• **Extract to read**:
You are viewing a plain text version of this content. The canonical link for it is here.
Posted to user@pig.apache.org by hc busy <hc...@gmail.com> on 2010/03/08 23:43:33 UTC
more bagging fun
okay. Here's the bag that I have:
{group: (a: int,b: chararray,c: chararray,d: int), TABLE: {number1: int,
number2:int}}
and I want to do this
grunt> CALCULATE= FOREACH TABLE_group GENERATE group, SUM(TABLE.number1 /
TABLE.number2);
grunt> DUMP CALCULATE;
2010-03-08 14:02:41,055 [main] ERROR org.apache.pig.tools.grunt.Grunt -
ERROR 1039: Incompatible types in Multiplication Operator left hand side:bag
right hand side:bag
This seems useful that I may want to calculate an agg. of some arithmetic
operations on member of a bag. Any suggestions?
... Looking at the documentation it looks like I want to do something like
SUM(TABLE.(number1 / number2))
but that doesn't work either :-(
Re: more bagging fun
Posted by hc busy <hc...@gmail.com>.
An additional thought... we can define udf's like
ADD(bag{(int,int)}), DIVIDE(bag{(int,int)}), MULTIPLY(bag{(int,int)}),
SQRT(bag{(float)})..
basically vectorize most of the common arithmetic operations, but then the
language has to support it by converting
bag.a + bag.b
to
ADD(bag.(a,b))

• **Data shown**:

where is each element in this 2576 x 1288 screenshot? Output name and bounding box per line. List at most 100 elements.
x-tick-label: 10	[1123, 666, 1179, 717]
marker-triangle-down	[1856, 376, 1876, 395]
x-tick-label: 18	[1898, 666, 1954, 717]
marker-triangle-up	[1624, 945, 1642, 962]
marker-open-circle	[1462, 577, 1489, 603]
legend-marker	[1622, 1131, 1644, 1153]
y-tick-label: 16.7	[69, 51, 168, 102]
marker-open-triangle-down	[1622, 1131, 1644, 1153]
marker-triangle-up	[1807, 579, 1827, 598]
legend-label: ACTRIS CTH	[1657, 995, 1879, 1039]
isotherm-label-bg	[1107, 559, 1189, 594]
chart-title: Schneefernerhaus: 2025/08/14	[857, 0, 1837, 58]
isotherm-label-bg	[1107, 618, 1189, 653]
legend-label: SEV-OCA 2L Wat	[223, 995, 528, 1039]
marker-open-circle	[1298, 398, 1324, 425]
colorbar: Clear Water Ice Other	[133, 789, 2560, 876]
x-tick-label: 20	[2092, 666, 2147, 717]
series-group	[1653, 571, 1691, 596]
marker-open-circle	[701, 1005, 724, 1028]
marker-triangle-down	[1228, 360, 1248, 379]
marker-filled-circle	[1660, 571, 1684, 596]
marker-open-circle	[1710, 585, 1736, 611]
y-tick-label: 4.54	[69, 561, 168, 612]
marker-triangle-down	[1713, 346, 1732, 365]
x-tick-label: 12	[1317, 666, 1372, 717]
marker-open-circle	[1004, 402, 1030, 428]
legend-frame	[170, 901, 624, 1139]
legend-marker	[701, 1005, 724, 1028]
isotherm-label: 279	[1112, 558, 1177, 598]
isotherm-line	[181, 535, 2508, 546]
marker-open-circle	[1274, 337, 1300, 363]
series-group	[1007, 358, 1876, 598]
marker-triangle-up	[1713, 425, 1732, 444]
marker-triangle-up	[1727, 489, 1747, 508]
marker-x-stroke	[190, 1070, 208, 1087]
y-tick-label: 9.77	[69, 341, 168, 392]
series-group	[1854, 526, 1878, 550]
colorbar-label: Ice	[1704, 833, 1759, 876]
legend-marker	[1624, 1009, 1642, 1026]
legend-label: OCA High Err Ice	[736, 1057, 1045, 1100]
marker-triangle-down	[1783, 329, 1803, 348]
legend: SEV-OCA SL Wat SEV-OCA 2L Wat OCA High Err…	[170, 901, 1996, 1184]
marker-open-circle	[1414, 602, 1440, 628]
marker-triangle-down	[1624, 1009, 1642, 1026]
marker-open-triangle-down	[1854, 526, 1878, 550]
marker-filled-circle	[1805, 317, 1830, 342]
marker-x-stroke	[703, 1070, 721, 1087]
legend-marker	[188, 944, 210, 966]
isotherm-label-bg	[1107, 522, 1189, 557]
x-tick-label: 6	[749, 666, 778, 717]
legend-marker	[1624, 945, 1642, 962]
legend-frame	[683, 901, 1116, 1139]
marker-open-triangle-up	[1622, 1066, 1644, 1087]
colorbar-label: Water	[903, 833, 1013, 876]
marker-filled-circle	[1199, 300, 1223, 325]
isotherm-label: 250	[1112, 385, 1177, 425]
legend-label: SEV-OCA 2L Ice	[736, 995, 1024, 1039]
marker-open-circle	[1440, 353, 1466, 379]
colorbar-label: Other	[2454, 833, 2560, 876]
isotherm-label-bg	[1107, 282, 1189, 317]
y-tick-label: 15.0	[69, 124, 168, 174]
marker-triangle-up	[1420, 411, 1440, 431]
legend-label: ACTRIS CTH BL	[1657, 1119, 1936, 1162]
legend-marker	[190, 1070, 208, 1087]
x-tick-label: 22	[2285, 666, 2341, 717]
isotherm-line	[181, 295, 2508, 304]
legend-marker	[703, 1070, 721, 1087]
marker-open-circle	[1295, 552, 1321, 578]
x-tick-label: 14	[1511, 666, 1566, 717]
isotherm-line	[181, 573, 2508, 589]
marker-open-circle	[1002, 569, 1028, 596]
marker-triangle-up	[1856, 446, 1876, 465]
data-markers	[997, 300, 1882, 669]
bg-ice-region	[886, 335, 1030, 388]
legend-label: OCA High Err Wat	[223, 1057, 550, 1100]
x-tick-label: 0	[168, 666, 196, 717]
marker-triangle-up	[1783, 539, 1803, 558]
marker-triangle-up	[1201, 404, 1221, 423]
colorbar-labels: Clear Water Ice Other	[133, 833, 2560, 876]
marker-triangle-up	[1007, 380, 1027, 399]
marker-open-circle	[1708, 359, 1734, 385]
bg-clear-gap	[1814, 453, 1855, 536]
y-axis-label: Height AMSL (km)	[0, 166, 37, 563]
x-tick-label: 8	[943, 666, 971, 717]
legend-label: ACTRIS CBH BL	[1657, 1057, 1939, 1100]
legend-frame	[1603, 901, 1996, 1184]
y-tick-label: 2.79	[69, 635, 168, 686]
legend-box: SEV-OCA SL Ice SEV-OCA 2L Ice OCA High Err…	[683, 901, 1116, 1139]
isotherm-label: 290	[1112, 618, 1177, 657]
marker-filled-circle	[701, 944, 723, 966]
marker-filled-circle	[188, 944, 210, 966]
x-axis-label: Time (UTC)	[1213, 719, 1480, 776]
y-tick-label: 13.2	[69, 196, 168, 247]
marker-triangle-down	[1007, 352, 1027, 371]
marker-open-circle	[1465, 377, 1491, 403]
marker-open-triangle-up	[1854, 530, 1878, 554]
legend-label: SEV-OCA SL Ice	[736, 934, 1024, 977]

• **Given request 1**:
Reproduce the entire forum thread about summing arithmetic on bag members in Pig, character for character.
• **Given request 2**:
Write out the lines of the records verbatim, starting with the first line of the records and going on through the line with "577, 1489, 603]".

• **Full solution 1**:
You are viewing a plain text version of this content. The canonical link for it is here.
Posted to user@pig.apache.org by hc busy <hc...@gmail.com> on 2010/03/08 23:43:33 UTC
more bagging fun
okay. Here's the bag that I have:
{group: (a: int,b: chararray,c: chararray,d: int), TABLE: {number1: int,
number2:int}}
and I want to do this
grunt> CALCULATE= FOREACH TABLE_group GENERATE group, SUM(TABLE.number1 /
TABLE.number2);
grunt> DUMP CALCULATE;
2010-03-08 14:02:41,055 [main] ERROR org.apache.pig.tools.grunt.Grunt -
ERROR 1039: Incompatible types in Multiplication Operator left hand side:bag
right hand side:bag
This seems useful that I may want to calculate an agg. of some arithmetic
operations on member of a bag. Any suggestions?
... Looking at the documentation it looks like I want to do something like
SUM(TABLE.(number1 / number2))
but that doesn't work either :-(
Re: more bagging fun
Posted by hc busy <hc...@gmail.com>.
An additional thought... we can define udf's like
ADD(bag{(int,int)}), DIVIDE(bag{(int,int)}), MULTIPLY(bag{(int,int)}),
SQRT(bag{(float)})..
basically vectorize most of the common arithmetic operations, but then the
language has to support it by converting
bag.a + bag.b
to
ADD(bag.(a,b))

• **Full solution 2**:
where is each element in this 2576 x 1288 screenshot? Output name and bounding box per line. List at most 100 elements.
x-tick-label: 10	[1123, 666, 1179, 717]
marker-triangle-down	[1856, 376, 1876, 395]
x-tick-label: 18	[1898, 666, 1954, 717]
marker-triangle-up	[1624, 945, 1642, 962]
marker-open-circle	[1462, 577, 1489, 603]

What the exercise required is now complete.